GIVEN ENTRIES ::
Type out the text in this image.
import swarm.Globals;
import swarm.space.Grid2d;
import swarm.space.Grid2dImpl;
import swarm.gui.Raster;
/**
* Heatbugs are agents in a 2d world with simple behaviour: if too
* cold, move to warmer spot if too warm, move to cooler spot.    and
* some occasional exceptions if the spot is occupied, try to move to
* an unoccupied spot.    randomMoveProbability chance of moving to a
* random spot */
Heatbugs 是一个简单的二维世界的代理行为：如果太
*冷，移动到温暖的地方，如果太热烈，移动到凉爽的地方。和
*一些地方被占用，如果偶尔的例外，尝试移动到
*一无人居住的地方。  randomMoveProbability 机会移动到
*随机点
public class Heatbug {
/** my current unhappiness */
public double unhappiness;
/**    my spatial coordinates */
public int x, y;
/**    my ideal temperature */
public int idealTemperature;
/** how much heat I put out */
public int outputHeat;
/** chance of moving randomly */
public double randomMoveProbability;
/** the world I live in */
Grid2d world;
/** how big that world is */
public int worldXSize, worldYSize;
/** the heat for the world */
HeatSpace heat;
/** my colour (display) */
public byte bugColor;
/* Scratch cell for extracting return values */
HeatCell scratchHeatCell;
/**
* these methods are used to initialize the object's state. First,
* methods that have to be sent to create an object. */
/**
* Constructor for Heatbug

JOB ::
Read the entries above, then pull out the lines that include "unhappiness".

SOLUTION TO THIS EXERCISE ::
/** my current unhappiness */
public double unhappiness;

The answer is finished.